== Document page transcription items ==
....

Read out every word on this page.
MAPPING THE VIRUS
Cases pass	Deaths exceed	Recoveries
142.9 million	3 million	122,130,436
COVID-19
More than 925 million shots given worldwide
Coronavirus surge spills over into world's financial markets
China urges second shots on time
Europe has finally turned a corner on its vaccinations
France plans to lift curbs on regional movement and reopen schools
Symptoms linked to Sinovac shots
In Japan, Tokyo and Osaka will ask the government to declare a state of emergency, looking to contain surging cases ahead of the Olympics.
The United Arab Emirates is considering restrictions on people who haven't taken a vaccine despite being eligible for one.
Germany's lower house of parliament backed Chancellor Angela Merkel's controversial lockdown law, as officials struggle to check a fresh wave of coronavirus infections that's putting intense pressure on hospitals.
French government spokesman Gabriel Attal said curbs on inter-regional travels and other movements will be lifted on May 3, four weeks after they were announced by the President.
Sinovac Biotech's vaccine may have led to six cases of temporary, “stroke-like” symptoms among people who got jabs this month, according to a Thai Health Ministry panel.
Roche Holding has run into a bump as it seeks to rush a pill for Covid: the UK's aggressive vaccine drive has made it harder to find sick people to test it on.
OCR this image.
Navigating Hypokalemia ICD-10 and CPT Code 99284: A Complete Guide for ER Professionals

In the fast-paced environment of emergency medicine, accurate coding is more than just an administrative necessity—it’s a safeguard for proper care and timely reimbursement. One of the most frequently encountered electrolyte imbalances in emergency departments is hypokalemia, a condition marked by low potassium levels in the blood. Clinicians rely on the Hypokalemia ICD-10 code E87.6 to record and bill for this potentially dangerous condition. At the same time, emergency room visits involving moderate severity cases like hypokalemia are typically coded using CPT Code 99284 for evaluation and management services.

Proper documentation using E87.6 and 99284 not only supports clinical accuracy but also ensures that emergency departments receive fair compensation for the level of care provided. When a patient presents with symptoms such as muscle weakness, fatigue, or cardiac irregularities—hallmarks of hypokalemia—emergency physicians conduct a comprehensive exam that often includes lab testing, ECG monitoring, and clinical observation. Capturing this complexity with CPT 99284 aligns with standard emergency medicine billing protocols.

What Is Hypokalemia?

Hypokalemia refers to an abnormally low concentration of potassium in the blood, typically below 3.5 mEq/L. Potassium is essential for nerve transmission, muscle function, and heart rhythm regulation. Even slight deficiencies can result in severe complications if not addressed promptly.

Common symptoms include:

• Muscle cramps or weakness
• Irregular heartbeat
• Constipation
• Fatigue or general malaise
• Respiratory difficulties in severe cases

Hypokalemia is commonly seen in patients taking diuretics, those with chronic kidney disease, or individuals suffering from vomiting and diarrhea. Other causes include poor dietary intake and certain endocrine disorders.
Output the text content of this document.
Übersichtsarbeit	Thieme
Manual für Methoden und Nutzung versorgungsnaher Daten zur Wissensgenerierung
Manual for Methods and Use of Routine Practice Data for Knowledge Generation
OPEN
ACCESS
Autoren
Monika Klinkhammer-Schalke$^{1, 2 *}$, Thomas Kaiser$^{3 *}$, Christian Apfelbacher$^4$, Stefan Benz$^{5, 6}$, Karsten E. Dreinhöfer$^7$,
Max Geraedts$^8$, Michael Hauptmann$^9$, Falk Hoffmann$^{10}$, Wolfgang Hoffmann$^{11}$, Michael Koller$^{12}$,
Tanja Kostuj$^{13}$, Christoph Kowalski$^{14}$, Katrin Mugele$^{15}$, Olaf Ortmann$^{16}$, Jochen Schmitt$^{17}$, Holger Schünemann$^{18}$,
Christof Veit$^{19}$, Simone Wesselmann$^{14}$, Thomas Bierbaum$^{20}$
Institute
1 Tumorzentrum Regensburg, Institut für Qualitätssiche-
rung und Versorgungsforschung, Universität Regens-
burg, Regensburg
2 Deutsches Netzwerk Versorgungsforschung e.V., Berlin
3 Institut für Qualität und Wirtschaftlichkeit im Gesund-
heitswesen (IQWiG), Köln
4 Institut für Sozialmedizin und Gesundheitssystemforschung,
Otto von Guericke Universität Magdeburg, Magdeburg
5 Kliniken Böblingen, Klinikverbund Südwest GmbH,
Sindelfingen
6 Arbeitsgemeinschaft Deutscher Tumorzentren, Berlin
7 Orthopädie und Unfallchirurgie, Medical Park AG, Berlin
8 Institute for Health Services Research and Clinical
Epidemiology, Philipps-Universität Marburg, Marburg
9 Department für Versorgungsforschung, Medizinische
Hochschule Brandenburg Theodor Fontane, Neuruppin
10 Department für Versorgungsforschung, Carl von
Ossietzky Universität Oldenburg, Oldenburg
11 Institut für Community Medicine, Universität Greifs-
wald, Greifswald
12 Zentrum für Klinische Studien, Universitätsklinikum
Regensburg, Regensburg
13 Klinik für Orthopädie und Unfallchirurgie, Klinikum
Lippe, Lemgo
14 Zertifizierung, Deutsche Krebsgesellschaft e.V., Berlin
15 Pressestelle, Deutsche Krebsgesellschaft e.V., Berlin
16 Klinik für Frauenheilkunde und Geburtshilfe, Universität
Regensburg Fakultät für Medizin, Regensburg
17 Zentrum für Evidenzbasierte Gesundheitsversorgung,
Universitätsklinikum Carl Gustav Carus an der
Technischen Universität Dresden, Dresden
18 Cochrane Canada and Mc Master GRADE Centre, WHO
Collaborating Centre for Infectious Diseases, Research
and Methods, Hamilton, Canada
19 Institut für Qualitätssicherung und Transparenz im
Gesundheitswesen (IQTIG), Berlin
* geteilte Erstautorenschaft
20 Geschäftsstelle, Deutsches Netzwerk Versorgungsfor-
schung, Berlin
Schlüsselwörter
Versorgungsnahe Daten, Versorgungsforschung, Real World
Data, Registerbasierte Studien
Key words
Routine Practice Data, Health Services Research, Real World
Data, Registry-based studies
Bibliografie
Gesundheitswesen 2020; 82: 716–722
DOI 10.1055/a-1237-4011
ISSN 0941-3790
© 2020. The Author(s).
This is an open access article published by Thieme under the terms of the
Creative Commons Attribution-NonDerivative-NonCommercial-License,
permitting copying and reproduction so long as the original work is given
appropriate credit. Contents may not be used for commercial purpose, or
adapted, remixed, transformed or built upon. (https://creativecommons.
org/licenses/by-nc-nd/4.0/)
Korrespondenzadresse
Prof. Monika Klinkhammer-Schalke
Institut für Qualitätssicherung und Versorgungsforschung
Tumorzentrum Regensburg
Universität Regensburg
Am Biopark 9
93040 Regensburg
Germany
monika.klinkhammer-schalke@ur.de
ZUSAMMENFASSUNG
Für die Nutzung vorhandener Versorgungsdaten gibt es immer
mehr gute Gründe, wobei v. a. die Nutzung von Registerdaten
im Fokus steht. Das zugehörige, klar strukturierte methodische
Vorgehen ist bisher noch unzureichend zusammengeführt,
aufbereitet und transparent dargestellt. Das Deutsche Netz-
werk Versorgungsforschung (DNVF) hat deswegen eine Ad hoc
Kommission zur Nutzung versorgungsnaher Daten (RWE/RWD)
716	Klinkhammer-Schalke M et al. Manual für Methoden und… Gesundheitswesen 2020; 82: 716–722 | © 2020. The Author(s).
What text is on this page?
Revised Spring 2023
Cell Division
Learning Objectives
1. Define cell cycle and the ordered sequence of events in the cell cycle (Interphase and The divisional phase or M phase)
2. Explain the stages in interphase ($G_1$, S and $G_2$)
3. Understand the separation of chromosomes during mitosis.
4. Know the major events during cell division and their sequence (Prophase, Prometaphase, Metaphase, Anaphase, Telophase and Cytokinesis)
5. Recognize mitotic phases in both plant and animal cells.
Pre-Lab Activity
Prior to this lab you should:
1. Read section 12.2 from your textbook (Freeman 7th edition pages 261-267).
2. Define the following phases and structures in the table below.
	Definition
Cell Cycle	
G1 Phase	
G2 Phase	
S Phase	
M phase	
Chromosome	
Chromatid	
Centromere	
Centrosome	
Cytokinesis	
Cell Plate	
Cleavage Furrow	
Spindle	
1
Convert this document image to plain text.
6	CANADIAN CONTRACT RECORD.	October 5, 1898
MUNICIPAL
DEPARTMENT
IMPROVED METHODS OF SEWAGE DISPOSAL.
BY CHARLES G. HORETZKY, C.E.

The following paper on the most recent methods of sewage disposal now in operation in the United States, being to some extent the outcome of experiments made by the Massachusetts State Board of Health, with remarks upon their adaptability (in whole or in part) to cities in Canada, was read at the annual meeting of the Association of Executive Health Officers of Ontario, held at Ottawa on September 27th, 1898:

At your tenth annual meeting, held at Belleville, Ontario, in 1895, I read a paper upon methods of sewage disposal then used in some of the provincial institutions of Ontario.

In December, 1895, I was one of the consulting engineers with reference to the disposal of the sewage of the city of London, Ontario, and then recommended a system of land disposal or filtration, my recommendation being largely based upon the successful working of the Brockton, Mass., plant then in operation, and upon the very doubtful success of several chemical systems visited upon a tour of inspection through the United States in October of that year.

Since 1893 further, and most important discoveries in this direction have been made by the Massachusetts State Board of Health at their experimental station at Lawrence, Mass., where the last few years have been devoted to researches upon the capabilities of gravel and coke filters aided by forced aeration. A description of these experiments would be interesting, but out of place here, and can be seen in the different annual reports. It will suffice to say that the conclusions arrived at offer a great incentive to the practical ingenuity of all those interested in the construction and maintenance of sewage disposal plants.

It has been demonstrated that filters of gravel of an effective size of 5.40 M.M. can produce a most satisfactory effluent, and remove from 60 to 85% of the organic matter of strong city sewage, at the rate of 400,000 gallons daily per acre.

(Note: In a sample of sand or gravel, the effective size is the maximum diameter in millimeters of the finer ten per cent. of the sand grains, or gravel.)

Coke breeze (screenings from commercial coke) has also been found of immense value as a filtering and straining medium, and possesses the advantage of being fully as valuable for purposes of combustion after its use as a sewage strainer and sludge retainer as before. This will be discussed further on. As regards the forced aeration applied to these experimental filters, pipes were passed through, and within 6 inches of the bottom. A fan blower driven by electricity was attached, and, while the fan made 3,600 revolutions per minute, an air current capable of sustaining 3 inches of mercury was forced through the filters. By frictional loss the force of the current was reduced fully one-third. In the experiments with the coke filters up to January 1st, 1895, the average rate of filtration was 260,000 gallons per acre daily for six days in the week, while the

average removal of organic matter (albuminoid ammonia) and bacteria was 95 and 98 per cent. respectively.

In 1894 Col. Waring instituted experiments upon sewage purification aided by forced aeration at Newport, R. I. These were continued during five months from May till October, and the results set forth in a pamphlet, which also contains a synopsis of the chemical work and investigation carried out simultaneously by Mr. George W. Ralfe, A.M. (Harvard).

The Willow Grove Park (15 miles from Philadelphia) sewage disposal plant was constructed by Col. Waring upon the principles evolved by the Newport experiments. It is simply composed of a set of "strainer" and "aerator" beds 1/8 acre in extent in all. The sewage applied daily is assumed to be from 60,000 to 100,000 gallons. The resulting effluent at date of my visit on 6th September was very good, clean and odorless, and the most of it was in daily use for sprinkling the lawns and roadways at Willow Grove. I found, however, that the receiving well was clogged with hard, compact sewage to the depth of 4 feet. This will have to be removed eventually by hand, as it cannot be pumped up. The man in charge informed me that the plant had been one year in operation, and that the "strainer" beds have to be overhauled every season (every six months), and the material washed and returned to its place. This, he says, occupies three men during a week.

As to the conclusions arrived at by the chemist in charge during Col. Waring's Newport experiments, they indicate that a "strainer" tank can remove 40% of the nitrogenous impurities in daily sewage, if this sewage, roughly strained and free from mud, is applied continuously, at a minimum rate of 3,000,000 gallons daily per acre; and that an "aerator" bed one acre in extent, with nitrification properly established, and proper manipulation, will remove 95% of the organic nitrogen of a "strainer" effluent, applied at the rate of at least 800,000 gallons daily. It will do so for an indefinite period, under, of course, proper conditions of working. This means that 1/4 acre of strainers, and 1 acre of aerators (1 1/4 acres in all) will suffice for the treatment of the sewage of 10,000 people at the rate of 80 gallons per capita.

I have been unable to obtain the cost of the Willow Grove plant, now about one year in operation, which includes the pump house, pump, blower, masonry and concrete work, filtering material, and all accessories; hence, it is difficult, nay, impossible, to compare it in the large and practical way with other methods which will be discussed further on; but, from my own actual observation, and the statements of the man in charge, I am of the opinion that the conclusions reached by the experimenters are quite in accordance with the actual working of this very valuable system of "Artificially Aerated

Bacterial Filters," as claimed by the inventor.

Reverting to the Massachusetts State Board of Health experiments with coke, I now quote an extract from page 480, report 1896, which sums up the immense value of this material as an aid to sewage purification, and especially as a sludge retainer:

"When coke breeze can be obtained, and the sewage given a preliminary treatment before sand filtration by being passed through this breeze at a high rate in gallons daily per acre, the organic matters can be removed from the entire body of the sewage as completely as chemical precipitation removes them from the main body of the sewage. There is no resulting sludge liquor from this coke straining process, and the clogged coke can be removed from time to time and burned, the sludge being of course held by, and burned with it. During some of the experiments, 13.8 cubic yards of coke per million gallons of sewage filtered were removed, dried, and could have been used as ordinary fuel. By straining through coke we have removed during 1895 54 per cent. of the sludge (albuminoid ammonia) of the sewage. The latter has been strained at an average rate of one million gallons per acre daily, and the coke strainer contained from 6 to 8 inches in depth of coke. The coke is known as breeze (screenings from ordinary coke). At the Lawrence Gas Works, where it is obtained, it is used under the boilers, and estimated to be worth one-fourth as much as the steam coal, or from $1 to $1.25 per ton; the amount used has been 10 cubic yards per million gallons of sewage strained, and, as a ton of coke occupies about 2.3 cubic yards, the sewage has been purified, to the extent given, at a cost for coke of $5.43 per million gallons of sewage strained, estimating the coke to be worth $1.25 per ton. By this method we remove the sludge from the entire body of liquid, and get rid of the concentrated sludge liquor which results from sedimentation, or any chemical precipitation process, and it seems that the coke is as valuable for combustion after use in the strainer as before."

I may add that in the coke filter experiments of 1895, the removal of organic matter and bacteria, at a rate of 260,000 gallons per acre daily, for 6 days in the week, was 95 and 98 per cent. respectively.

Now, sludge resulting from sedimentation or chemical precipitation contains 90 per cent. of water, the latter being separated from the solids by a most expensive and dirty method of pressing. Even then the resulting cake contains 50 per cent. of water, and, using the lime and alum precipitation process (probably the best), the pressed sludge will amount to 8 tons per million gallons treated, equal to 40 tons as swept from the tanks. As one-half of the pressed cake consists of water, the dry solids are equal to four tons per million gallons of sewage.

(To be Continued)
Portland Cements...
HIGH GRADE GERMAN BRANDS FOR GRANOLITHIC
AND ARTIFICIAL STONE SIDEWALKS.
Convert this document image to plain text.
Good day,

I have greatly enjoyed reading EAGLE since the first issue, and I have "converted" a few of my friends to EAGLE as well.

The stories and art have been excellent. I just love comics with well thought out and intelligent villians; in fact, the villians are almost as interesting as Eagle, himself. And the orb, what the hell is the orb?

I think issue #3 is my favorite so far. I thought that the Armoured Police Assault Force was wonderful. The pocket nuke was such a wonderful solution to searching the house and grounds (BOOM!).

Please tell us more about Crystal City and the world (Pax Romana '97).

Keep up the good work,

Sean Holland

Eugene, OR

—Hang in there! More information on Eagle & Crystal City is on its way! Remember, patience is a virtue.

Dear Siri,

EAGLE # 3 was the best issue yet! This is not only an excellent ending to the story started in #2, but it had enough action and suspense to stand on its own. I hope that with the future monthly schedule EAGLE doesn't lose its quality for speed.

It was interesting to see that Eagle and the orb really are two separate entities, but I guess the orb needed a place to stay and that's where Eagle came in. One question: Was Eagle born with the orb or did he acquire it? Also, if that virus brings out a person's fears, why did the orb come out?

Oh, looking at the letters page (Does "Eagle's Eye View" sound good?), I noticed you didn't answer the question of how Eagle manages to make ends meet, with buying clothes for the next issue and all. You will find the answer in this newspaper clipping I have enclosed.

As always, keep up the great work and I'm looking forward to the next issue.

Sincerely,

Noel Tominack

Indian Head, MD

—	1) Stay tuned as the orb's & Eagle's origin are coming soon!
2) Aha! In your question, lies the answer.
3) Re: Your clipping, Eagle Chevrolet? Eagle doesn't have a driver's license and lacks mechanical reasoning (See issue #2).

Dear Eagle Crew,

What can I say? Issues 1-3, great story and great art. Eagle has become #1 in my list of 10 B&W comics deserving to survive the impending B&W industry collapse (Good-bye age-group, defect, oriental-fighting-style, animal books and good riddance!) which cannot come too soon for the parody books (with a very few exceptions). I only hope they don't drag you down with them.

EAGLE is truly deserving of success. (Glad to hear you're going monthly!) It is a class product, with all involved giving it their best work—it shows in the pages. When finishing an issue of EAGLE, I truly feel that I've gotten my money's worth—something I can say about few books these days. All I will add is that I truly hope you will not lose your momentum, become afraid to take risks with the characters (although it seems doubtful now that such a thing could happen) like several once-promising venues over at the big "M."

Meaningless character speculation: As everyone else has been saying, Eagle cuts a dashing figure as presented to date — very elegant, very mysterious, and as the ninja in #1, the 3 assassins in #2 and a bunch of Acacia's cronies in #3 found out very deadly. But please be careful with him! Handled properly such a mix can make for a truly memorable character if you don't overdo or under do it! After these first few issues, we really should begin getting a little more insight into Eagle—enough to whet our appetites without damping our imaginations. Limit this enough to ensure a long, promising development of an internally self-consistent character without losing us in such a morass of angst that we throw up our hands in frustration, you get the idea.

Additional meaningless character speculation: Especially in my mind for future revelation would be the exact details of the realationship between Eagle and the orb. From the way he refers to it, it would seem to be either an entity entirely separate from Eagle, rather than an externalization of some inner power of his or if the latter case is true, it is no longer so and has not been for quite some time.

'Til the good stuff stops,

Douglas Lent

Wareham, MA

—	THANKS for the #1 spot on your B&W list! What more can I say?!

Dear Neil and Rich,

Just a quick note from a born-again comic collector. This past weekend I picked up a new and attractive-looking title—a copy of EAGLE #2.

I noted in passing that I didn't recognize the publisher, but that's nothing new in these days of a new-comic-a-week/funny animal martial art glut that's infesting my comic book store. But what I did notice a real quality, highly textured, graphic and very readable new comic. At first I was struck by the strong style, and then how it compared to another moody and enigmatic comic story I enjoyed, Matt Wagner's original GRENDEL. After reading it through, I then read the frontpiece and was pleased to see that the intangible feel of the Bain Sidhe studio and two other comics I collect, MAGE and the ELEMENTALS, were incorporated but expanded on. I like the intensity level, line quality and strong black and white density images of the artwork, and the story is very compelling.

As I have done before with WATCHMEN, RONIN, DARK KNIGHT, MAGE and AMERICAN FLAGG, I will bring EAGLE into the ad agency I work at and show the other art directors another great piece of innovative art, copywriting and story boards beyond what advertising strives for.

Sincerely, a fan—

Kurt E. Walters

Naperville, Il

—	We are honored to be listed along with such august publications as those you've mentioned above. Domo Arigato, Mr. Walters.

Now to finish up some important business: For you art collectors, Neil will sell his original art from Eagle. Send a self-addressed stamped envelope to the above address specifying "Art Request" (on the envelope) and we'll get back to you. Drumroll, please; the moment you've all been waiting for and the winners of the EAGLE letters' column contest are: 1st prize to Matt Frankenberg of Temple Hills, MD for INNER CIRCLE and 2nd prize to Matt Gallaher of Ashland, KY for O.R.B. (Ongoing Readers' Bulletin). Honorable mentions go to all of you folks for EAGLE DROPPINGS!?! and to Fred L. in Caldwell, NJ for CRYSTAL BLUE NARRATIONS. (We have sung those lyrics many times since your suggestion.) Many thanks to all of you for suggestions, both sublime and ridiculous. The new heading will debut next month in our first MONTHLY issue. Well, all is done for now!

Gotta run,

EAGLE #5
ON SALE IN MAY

....

== REQUIRED ACTION ==
Using the records above, copy each line that contains "Tumorzentrum".

== RESPONSE FOR THIS EXERCISE ==
1 Tumorzentrum Regensburg, Institut für Qualitätssiche-
Tumorzentrum Regensburg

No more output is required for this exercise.